---- MATERIALS PROVIDED

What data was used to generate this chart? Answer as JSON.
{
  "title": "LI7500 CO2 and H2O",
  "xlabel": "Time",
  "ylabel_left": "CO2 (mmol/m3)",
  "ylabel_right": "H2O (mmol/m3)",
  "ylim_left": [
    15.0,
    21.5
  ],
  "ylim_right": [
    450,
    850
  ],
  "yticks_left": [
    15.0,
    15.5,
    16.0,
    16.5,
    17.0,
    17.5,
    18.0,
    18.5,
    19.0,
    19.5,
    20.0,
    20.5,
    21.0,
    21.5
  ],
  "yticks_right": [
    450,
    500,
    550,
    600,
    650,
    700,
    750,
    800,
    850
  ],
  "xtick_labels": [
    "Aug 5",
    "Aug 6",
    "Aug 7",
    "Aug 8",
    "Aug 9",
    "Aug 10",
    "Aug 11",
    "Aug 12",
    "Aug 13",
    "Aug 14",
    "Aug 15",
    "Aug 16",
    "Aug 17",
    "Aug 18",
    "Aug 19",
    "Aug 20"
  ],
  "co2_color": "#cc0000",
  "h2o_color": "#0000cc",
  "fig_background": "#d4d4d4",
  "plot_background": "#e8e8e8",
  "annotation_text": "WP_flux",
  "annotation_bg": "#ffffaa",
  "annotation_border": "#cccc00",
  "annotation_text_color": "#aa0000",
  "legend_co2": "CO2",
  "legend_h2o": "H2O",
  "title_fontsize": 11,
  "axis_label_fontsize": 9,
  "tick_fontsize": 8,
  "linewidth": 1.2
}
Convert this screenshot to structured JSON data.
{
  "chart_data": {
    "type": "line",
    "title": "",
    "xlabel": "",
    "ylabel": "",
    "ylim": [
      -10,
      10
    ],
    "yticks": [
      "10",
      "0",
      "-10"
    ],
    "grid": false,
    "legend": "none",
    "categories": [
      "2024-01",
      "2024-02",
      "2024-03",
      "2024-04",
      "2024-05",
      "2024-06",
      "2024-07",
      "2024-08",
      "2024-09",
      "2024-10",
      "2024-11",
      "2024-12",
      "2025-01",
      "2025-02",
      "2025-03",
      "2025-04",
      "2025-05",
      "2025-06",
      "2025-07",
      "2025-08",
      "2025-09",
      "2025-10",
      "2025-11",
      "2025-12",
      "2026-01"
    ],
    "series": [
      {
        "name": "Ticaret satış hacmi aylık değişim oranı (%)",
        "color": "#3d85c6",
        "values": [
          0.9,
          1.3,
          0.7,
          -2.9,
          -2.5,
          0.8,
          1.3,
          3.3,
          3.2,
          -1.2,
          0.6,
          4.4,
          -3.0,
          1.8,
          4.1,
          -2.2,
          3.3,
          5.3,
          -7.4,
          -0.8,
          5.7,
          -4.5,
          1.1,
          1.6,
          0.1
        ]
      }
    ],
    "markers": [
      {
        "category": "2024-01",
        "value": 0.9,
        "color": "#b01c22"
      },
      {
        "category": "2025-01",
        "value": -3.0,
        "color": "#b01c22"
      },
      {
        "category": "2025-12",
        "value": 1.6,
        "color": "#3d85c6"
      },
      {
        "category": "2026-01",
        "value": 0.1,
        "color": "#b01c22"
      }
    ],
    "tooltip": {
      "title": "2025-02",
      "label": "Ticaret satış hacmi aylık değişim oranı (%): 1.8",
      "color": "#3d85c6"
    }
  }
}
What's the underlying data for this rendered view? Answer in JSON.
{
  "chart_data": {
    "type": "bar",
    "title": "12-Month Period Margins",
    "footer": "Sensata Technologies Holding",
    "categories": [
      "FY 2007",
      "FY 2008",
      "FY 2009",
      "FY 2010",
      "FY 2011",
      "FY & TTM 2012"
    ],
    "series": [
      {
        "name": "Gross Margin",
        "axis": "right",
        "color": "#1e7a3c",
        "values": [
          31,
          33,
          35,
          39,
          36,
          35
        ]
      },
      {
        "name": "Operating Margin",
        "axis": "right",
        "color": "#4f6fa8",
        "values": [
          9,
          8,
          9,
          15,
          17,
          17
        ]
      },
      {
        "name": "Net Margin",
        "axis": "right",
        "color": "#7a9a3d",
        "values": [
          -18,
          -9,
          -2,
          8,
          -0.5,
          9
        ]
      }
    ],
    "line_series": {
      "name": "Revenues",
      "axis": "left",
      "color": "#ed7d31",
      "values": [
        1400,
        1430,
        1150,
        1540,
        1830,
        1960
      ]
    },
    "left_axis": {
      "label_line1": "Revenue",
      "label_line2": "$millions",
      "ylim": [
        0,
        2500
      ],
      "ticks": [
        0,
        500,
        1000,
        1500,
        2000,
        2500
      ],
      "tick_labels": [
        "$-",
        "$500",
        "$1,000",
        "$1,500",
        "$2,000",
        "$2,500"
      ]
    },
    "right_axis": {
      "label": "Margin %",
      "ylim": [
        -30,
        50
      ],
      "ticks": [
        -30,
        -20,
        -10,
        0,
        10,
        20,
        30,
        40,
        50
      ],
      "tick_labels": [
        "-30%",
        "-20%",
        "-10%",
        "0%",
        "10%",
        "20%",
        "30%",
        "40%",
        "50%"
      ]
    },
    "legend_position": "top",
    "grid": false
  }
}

--------

Repeat the material above in full, keeping every word.

What data was used to generate this chart? Answer as JSON.
{
  "title": "LI7500 CO2 and H2O",
  "xlabel": "Time",
  "ylabel_left": "CO2 (mmol/m3)",
  "ylabel_right": "H2O (mmol/m3)",
  "ylim_left": [
    15.0,
    21.5
  ],
  "ylim_right": [
    450,
    850
  ],
  "yticks_left": [
    15.0,
    15.5,
    16.0,
    16.5,
    17.0,
    17.5,
    18.0,
    18.5,
    19.0,
    19.5,
    20.0,
    20.5,
    21.0,
    21.5
  ],
  "yticks_right": [
    450,
    500,
    550,
    600,
    650,
    700,
    750,
    800,
    850
  ],
  "xtick_labels": [
    "Aug 5",
    "Aug 6",
    "Aug 7",
    "Aug 8",
    "Aug 9",
    "Aug 10",
    "Aug 11",
    "Aug 12",
    "Aug 13",
    "Aug 14",
    "Aug 15",
    "Aug 16",
    "Aug 17",
    "Aug 18",
    "Aug 19",
    "Aug 20"
  ],
  "co2_color": "#cc0000",
  "h2o_color": "#0000cc",
  "fig_background": "#d4d4d4",
  "plot_background": "#e8e8e8",
  "annotation_text": "WP_flux",
  "annotation_bg": "#ffffaa",
  "annotation_border": "#cccc00",
  "annotation_text_color": "#aa0000",
  "legend_co2": "CO2",
  "legend_h2o": "H2O",
  "title_fontsize": 11,
  "axis_label_fontsize": 9,
  "tick_fontsize": 8,
  "linewidth": 1.2
}
Convert this screenshot to structured JSON data.
{
  "chart_data": {
    "type": "line",
    "title": "",
    "xlabel": "",
    "ylabel": "",
    "ylim": [
      -10,
      10
    ],
    "yticks": [
      "10",
      "0",
      "-10"
    ],
    "grid": false,
    "legend": "none",
    "categories": [
      "2024-01",
      "2024-02",
      "2024-03",
      "2024-04",
      "2024-05",
      "2024-06",
      "2024-07",
      "2024-08",
      "2024-09",
      "2024-10",
      "2024-11",
      "2024-12",
      "2025-01",
      "2025-02",
      "2025-03",
      "2025-04",
      "2025-05",
      "2025-06",
      "2025-07",
      "2025-08",
      "2025-09",
      "2025-10",
      "2025-11",
      "2025-12",
      "2026-01"
    ],
    "series": [
      {
        "name": "Ticaret satış hacmi aylık değişim oranı (%)",
        "color": "#3d85c6",
        "values": [
          0.9,
          1.3,
          0.7,
          -2.9,
          -2.5,
          0.8,
          1.3,
          3.3,
          3.2,
          -1.2,
          0.6,
          4.4,
          -3.0,
          1.8,
          4.1,
          -2.2,
          3.3,
          5.3,
          -7.4,
          -0.8,
          5.7,
          -4.5,
          1.1,
          1.6,
          0.1
        ]
      }
    ],
    "markers": [
      {
        "category": "2024-01",
        "value": 0.9,
        "color": "#b01c22"
      },
      {
        "category": "2025-01",
        "value": -3.0,
        "color": "#b01c22"
      },
      {
        "category": "2025-12",
        "value": 1.6,
        "color": "#3d85c6"
      },
      {
        "category": "2026-01",
        "value": 0.1,
        "color": "#b01c22"
      }
    ],
    "tooltip": {
      "title": "2025-02",
      "label": "Ticaret satış hacmi aylık değişim oranı (%): 1.8",
      "color": "#3d85c6"
    }
  }
}
What's the underlying data for this rendered view? Answer in JSON.
{
  "chart_data": {
    "type": "bar",
    "title": "12-Month Period Margins",
    "footer": "Sensata Technologies Holding",
    "categories": [
      "FY 2007",
      "FY 2008",
      "FY 2009",
      "FY 2010",
      "FY 2011",
      "FY & TTM 2012"
    ],
    "series": [
      {
        "name": "Gross Margin",
        "axis": "right",
        "color": "#1e7a3c",
        "values": [
          31,
          33,
          35,
          39,
          36,
          35
        ]
      },
      {
        "name": "Operating Margin",
        "axis": "right",
        "color": "#4f6fa8",
        "values": [
          9,
          8,
          9,
          15,
          17,
          17
        ]
      },
      {
        "name": "Net Margin",
        "axis": "right",
        "color": "#7a9a3d",
        "values": [
          -18,
          -9,
          -2,
          8,
          -0.5,
          9
        ]
      }
    ],
    "line_series": {
      "name": "Revenues",
      "axis": "left",
      "color": "#ed7d31",
      "values": [
        1400,
        1430,
        1150,
        1540,
        1830,
        1960
      ]
    },
    "left_axis": {
      "label_line1": "Revenue",
      "label_line2": "$millions",
      "ylim": [
        0,
        2500
      ],
      "ticks": [
        0,
        500,
        1000,
        1500,
        2000,
        2500
      ],
      "tick_labels": [
        "$-",
        "$500",
        "$1,000",
        "$1,500",
        "$2,000",
        "$2,500"
      ]
    },
    "right_axis": {
      "label": "Margin %",
      "ylim": [
        -30,
        50
      ],
      "ticks": [
        -30,
        -20,
        -10,
        0,
        10,
        20,
        30,
        40,
        50
      ],
      "tick_labels": [
        "-30%",
        "-20%",
        "-10%",
        "0%",
        "10%",
        "20%",
        "30%",
        "40%",
        "50%"
      ]
    },
    "legend_position": "top",
    "grid": false
  }
}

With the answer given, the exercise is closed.